[Data to use Boundary: Start]

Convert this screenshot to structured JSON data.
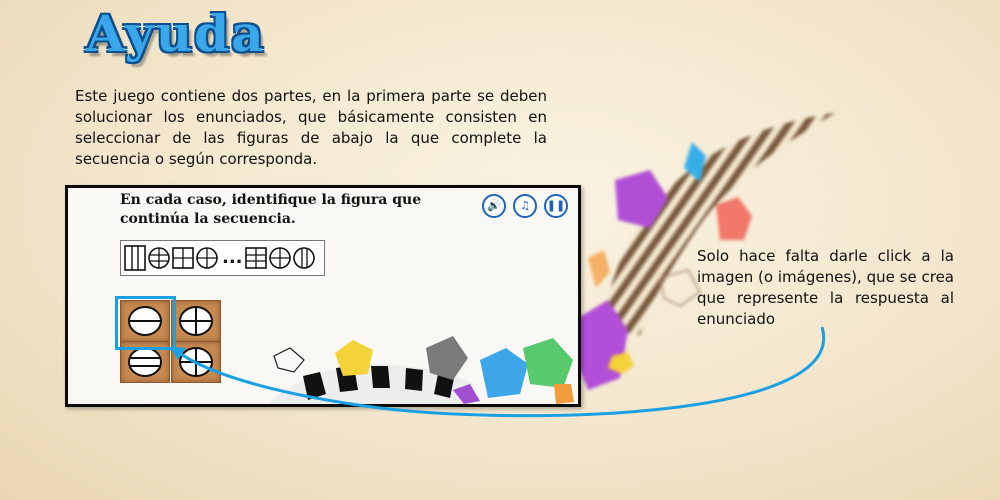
{
  "help_screen": {
    "title": "Ayuda",
    "intro": "Este juego contiene dos partes, en la primera parte se deben solucionar los enunciados, que básicamente consisten en seleccionar de las figuras de abajo la que complete la secuencia o según corresponda.",
    "note": "Solo hace falta darle click a la imagen (o imágenes), que se crea que represente la respuesta al enunciado"
  },
  "example_screen": {
    "instruction": "En cada caso, identifique la figura que continúa la secuencia.",
    "sequence_ellipsis": "...",
    "sequence_left": [
      "rect-vertical-lines",
      "circle-cross-hatched",
      "square-grid",
      "circle-grid"
    ],
    "sequence_right": [
      "square-grid",
      "circle-grid",
      "circle-vertical-lines"
    ],
    "options": [
      {
        "figure": "circle-horizontal-line",
        "selected": true
      },
      {
        "figure": "circle-cross",
        "selected": false
      },
      {
        "figure": "circle-double-horizontal-lines",
        "selected": false
      },
      {
        "figure": "circle-cross-vertical",
        "selected": false
      }
    ],
    "controls": [
      {
        "icon": "speaker-icon",
        "glyph": "🔊"
      },
      {
        "icon": "music-note-icon",
        "glyph": "♫"
      },
      {
        "icon": "pause-icon",
        "glyph": "❚❚"
      }
    ]
  },
  "colors": {
    "title_fill": "#3aa7ea",
    "title_outline": "#0d4f8c",
    "highlight": "#1aa0e3",
    "arrow": "#1aa0e3",
    "tile": "#c98a52"
  }
}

[Data to use Boundary: End]

**What this task involves:** For every entry above, please output the text exactly and leave any picture behind.

**Result of the task:**
Convert this screenshot to structured JSON data.
{
  "help_screen": {
    "title": "Ayuda",
    "intro": "Este juego contiene dos partes, en la primera parte se deben solucionar los enunciados, que básicamente consisten en seleccionar de las figuras de abajo la que complete la secuencia o según corresponda.",
    "note": "Solo hace falta darle click a la imagen (o imágenes), que se crea que represente la respuesta al enunciado"
  },
  "example_screen": {
    "instruction": "En cada caso, identifique la figura que continúa la secuencia.",
    "sequence_ellipsis": "...",
    "sequence_left": [
      "rect-vertical-lines",
      "circle-cross-hatched",
      "square-grid",
      "circle-grid"
    ],
    "sequence_right": [
      "square-grid",
      "circle-grid",
      "circle-vertical-lines"
    ],
    "options": [
      {
        "figure": "circle-horizontal-line",
        "selected": true
      },
      {
        "figure": "circle-cross",
        "selected": false
      },
      {
        "figure": "circle-double-horizontal-lines",
        "selected": false
      },
      {
        "figure": "circle-cross-vertical",
        "selected": false
      }
    ],
    "controls": [
      {
        "icon": "speaker-icon",
        "glyph": "🔊"
      },
      {
        "icon": "music-note-icon",
        "glyph": "♫"
      },
      {
        "icon": "pause-icon",
        "glyph": "❚❚"
      }
    ]
  },
  "colors": {
    "title_fill": "#3aa7ea",
    "title_outline": "#0d4f8c",
    "highlight": "#1aa0e3",
    "arrow": "#1aa0e3",
    "tile": "#c98a52"
  }
}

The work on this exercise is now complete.